+++ DATA PROVIDED +++
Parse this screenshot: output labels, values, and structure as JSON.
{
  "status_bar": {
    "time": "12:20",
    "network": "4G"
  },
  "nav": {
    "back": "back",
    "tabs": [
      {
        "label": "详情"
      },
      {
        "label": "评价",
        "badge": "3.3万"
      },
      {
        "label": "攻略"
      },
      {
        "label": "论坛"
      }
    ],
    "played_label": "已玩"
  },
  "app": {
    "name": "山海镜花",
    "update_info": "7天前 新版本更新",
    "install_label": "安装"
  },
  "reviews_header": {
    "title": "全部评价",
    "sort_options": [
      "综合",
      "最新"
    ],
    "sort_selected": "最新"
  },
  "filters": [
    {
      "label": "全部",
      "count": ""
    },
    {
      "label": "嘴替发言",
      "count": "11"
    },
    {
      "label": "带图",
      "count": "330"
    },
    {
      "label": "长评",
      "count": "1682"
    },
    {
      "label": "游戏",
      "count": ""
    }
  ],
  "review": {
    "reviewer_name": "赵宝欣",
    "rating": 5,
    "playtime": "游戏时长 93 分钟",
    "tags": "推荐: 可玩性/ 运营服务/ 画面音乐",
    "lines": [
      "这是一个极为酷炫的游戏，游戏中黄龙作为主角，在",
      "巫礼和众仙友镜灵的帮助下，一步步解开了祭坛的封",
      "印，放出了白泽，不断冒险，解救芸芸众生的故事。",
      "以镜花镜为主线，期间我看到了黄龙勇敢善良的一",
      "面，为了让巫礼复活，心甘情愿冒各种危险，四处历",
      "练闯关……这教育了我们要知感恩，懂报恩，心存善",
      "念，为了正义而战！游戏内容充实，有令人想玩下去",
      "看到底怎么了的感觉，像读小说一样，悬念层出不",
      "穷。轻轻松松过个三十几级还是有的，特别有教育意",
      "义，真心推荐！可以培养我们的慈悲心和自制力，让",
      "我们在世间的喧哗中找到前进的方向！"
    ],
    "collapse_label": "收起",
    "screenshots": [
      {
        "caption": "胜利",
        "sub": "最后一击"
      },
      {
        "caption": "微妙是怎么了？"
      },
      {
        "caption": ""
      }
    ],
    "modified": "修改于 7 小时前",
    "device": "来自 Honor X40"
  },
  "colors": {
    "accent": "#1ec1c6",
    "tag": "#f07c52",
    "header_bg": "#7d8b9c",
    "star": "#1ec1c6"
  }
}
+++
Would you reproduce the material above in full, exactly as given?

● ANSWER
Parse this screenshot: output labels, values, and structure as JSON.
{
  "status_bar": {
    "time": "12:20",
    "network": "4G"
  },
  "nav": {
    "back": "back",
    "tabs": [
      {
        "label": "详情"
      },
      {
        "label": "评价",
        "badge": "3.3万"
      },
      {
        "label": "攻略"
      },
      {
        "label": "论坛"
      }
    ],
    "played_label": "已玩"
  },
  "app": {
    "name": "山海镜花",
    "update_info": "7天前 新版本更新",
    "install_label": "安装"
  },
  "reviews_header": {
    "title": "全部评价",
    "sort_options": [
      "综合",
      "最新"
    ],
    "sort_selected": "最新"
  },
  "filters": [
    {
      "label": "全部",
      "count": ""
    },
    {
      "label": "嘴替发言",
      "count": "11"
    },
    {
      "label": "带图",
      "count": "330"
    },
    {
      "label": "长评",
      "count": "1682"
    },
    {
      "label": "游戏",
      "count": ""
    }
  ],
  "review": {
    "reviewer_name": "赵宝欣",
    "rating": 5,
    "playtime": "游戏时长 93 分钟",
    "tags": "推荐: 可玩性/ 运营服务/ 画面音乐",
    "lines": [
      "这是一个极为酷炫的游戏，游戏中黄龙作为主角，在",
      "巫礼和众仙友镜灵的帮助下，一步步解开了祭坛的封",
      "印，放出了白泽，不断冒险，解救芸芸众生的故事。",
      "以镜花镜为主线，期间我看到了黄龙勇敢善良的一",
      "面，为了让巫礼复活，心甘情愿冒各种危险，四处历",
      "练闯关……这教育了我们要知感恩，懂报恩，心存善",
      "念，为了正义而战！游戏内容充实，有令人想玩下去",
      "看到底怎么了的感觉，像读小说一样，悬念层出不",
      "穷。轻轻松松过个三十几级还是有的，特别有教育意",
      "义，真心推荐！可以培养我们的慈悲心和自制力，让",
      "我们在世间的喧哗中找到前进的方向！"
    ],
    "collapse_label": "收起",
    "screenshots": [
      {
        "caption": "胜利",
        "sub": "最后一击"
      },
      {
        "caption": "微妙是怎么了？"
      },
      {
        "caption": ""
      }
    ],
    "modified": "修改于 7 小时前",
    "device": "来自 Honor X40"
  },
  "colors": {
    "accent": "#1ec1c6",
    "tag": "#f07c52",
    "header_bg": "#7d8b9c",
    "star": "#1ec1c6"
  }
}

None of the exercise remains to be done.